> TEXT SHOWN
.....

Water management tops wine grape challenges

Water management tops wine grape challenges

“No one in the valley has any surplus water this year,” says Mendocino County grape grower Zac Robinson. “We’ll have to get by with whatever we have in our ponds.”

On April 1, Mendocino County wine grape grower Zac Robinson was feeling more upbeat about the prospects for his 2014 crop than he was two months earlier. Since then, the rain has returned to his Anderson Valley vineyards. That includes a total of about 3 inches that fell just in the last six days of March.

“In terms of water supply, we started the year in a dire place and things have gotten better,” he says. “We’re probably out of the range of unprecedented drought and into a severe drought.”

Robinson and Amanda Robinson Holstine, representing the third generation of their family to grow wine grapes, are co-owners of Husch Vineyards. Planted in the late 1960s on ground formerly used to grow apples and grapes, the vineyard’s 30 acres of Chardonnay, Pinot Noir and Gewurtztraminer include some of the earliest varietal plantings on the valley floor.

.....

> EXTRACTED DATA
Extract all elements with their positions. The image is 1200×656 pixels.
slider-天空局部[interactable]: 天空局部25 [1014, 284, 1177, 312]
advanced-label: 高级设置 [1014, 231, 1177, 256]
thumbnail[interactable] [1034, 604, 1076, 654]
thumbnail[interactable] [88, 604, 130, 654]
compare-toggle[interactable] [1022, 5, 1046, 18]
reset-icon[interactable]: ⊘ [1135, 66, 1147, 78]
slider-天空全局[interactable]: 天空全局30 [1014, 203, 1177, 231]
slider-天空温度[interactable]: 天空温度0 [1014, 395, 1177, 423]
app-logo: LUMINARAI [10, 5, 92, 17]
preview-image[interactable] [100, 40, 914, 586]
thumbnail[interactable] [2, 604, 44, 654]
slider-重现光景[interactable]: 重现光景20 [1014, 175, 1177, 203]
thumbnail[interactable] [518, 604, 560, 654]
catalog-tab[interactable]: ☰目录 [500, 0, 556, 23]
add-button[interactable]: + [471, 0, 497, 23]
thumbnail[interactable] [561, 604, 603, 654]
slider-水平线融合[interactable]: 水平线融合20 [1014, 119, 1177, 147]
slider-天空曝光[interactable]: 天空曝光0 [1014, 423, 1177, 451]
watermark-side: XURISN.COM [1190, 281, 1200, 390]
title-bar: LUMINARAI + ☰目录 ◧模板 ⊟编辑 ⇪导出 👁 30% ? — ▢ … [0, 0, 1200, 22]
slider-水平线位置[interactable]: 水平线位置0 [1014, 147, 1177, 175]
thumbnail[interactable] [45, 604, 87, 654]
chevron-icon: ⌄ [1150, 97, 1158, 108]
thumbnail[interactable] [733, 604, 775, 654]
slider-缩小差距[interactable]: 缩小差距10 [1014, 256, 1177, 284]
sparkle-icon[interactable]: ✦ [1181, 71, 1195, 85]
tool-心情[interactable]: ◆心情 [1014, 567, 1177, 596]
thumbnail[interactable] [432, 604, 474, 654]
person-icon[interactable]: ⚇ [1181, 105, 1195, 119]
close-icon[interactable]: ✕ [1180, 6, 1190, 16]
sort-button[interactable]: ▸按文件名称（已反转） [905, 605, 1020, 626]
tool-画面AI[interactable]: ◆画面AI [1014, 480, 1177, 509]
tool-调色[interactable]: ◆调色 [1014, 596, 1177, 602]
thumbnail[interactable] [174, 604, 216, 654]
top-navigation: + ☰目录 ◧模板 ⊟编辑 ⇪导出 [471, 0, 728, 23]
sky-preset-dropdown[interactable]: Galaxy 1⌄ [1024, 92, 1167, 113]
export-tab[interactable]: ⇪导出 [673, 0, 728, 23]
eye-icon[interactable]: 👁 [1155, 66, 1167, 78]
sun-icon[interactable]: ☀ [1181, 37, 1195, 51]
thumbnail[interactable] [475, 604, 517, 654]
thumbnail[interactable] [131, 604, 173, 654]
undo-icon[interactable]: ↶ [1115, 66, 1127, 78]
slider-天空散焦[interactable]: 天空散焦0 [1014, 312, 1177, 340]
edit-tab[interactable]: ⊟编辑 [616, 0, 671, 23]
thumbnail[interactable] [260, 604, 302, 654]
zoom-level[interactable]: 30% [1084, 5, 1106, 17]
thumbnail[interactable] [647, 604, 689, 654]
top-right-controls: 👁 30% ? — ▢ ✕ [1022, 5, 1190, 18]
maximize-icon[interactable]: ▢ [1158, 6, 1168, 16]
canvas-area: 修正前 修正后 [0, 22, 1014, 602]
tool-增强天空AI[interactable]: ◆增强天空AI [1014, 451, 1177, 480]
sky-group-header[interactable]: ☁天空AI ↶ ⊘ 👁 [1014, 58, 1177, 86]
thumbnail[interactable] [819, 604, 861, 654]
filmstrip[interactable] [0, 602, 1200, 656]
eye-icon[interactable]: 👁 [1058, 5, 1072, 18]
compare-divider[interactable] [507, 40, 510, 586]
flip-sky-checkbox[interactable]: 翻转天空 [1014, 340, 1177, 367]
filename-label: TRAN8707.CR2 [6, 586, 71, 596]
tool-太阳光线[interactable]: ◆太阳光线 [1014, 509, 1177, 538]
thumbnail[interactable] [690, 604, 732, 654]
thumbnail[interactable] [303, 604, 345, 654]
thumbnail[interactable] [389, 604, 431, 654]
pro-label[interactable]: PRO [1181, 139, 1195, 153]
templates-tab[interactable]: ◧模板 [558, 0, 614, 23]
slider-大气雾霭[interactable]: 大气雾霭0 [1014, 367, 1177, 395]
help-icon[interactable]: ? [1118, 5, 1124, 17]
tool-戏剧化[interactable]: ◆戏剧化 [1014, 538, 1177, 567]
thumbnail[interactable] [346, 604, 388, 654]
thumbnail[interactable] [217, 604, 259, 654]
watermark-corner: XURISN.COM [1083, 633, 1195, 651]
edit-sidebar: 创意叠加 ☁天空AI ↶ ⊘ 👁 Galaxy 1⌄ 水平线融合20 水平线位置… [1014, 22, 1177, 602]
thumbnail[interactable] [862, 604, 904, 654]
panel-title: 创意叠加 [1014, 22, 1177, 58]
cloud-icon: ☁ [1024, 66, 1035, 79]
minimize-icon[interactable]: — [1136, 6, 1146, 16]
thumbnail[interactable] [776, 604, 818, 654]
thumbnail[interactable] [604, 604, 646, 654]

.....

> WHAT THIS TASK INVOLVES
According to the piece on water management for wine grapes, how much rain fell in the last six days of March? The listing has nothing to do with what is asked here.

> FINAL ANSWER
About 3 inches.